**WHAT YOU WILL DO**
Quote the listing below in its entirety, omitting every image.

= = = = =

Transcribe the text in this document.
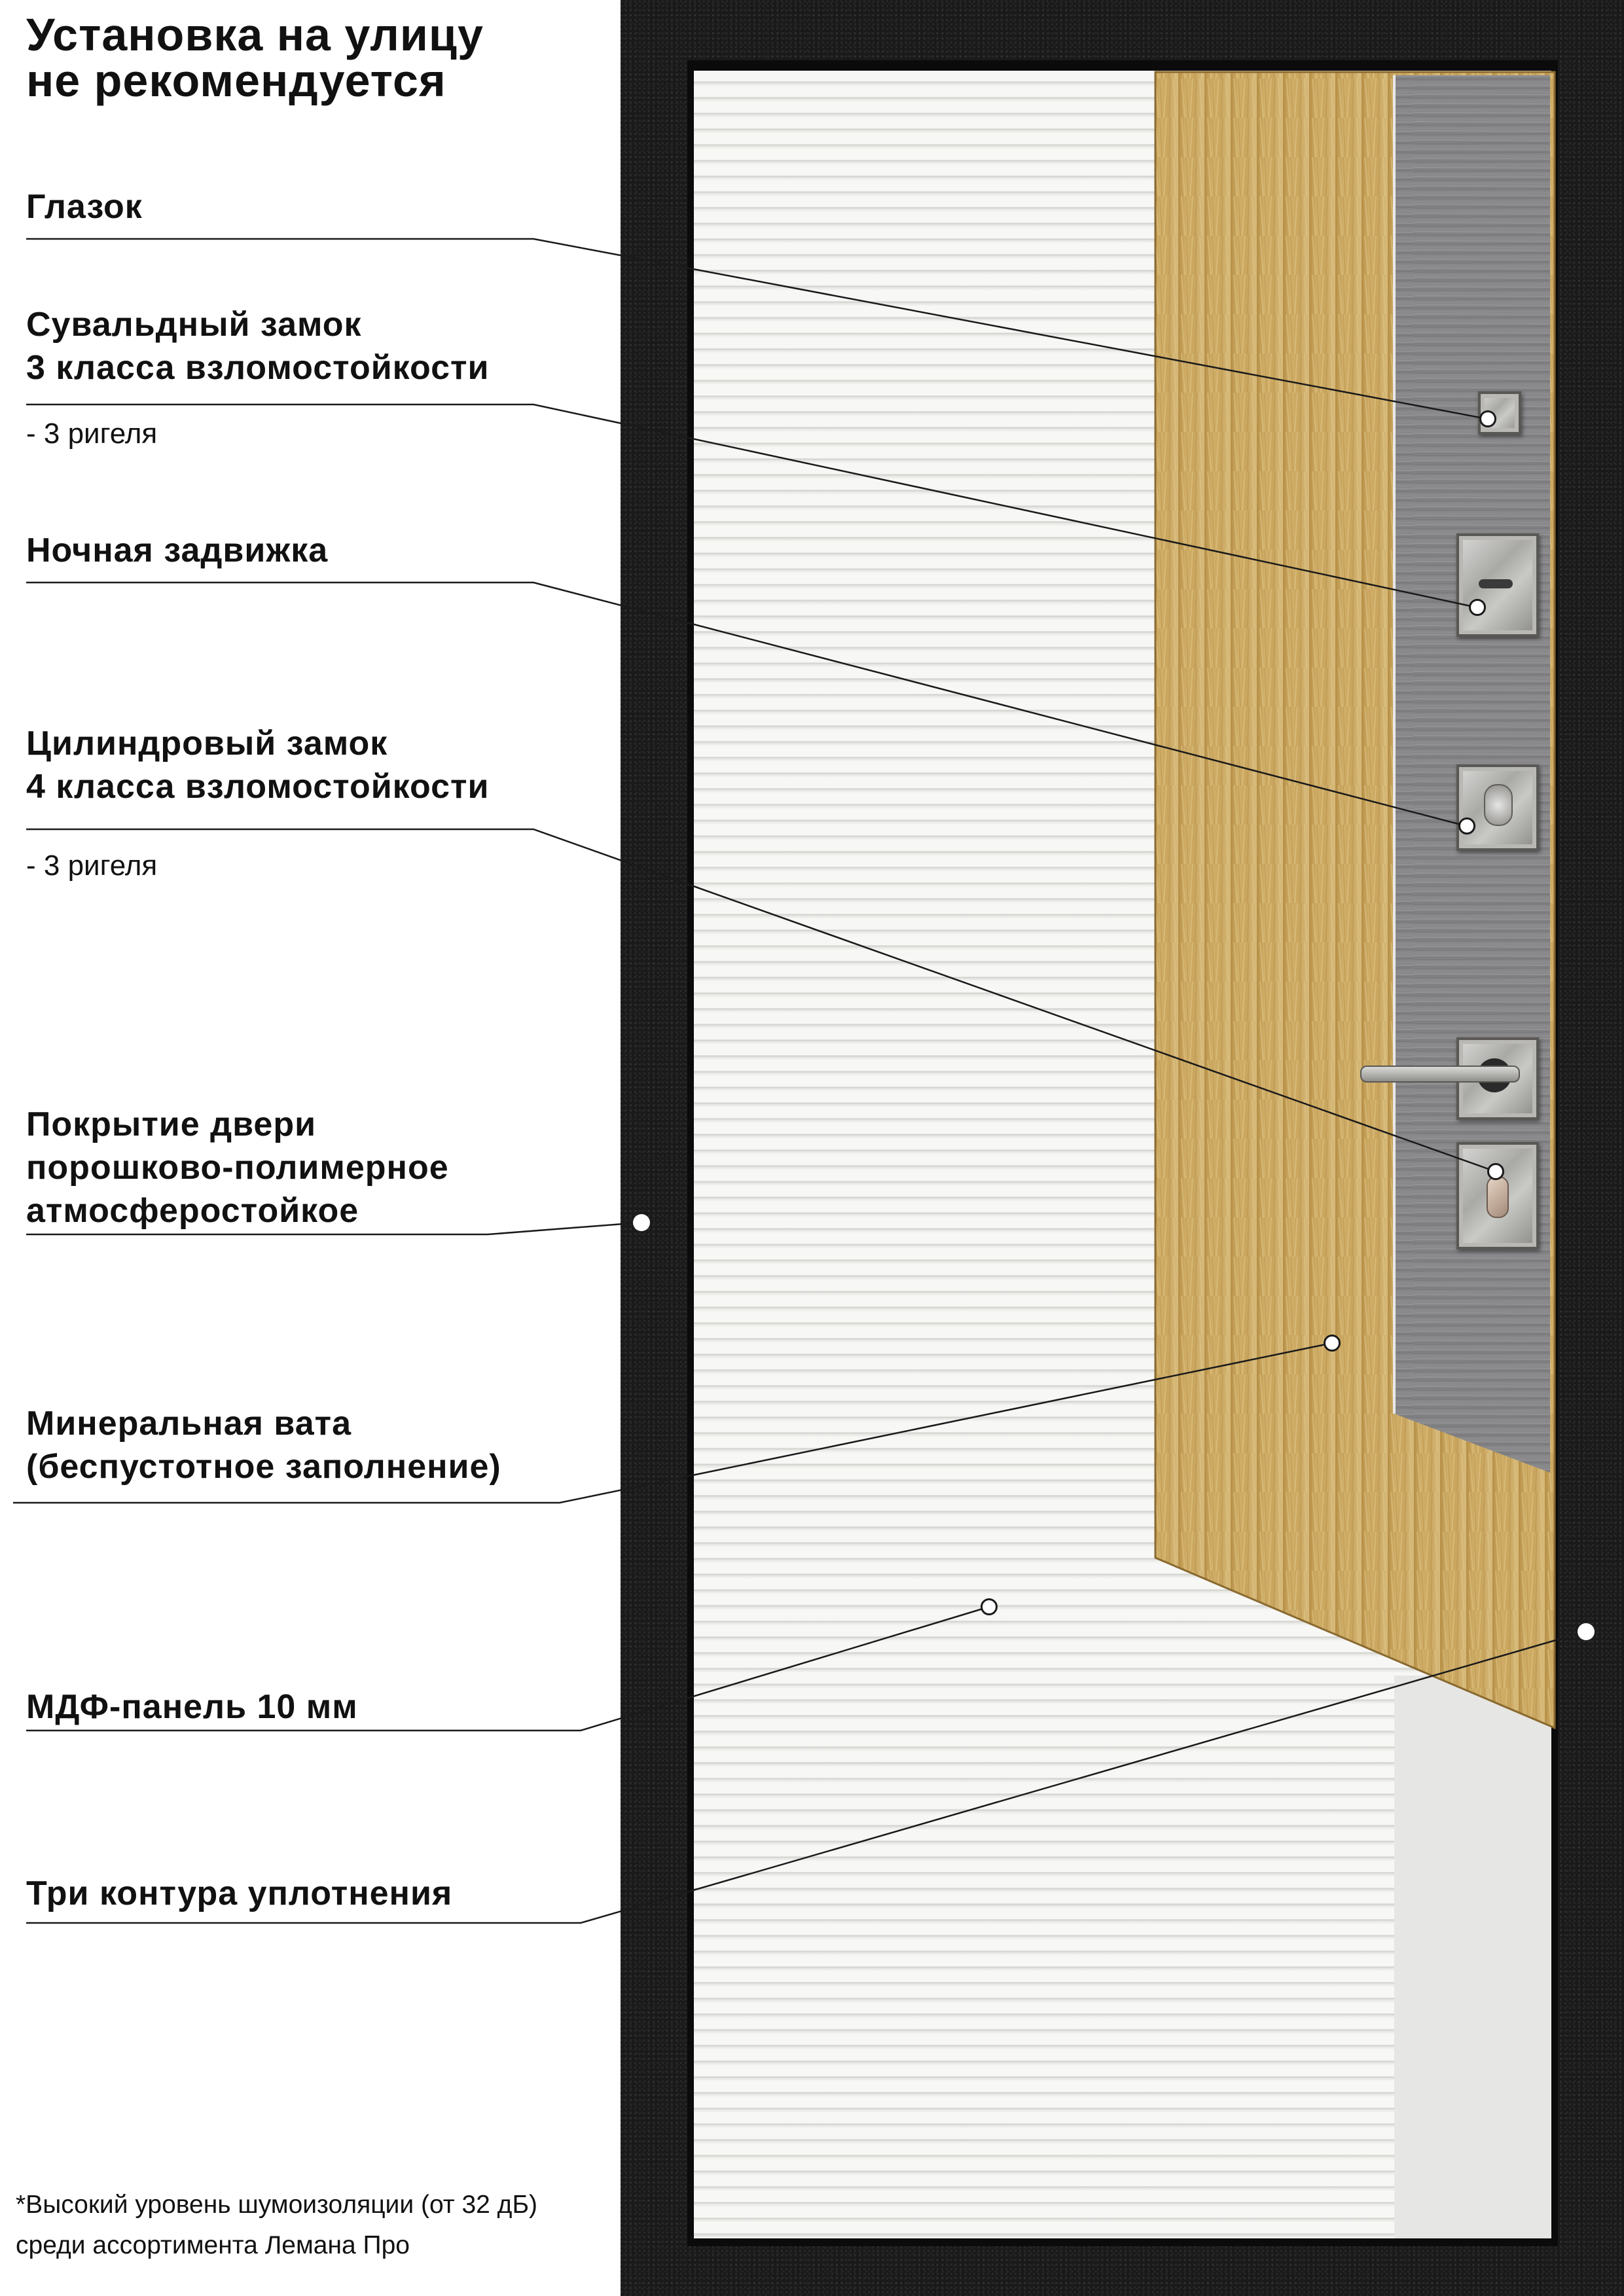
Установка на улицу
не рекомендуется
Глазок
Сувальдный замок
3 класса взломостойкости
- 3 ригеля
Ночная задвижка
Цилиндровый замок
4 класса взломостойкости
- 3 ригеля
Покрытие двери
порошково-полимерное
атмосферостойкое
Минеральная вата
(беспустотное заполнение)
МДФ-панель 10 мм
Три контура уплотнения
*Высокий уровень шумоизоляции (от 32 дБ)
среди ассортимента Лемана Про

= = = = =

**EXERCISE RESPONSE**
Transcribe the text in this document.
Установка на улицу
не рекомендуется
Глазок
Сувальдный замок
3 класса взломостойкости
- 3 ригеля
Ночная задвижка
Цилиндровый замок
4 класса взломостойкости
- 3 ригеля
Покрытие двери
порошково-полимерное
атмосферостойкое
Минеральная вата
(беспустотное заполнение)
МДФ-панель 10 мм
Три контура уплотнения
*Высокий уровень шумоизоляции (от 32 дБ)
среди ассортимента Лемана Про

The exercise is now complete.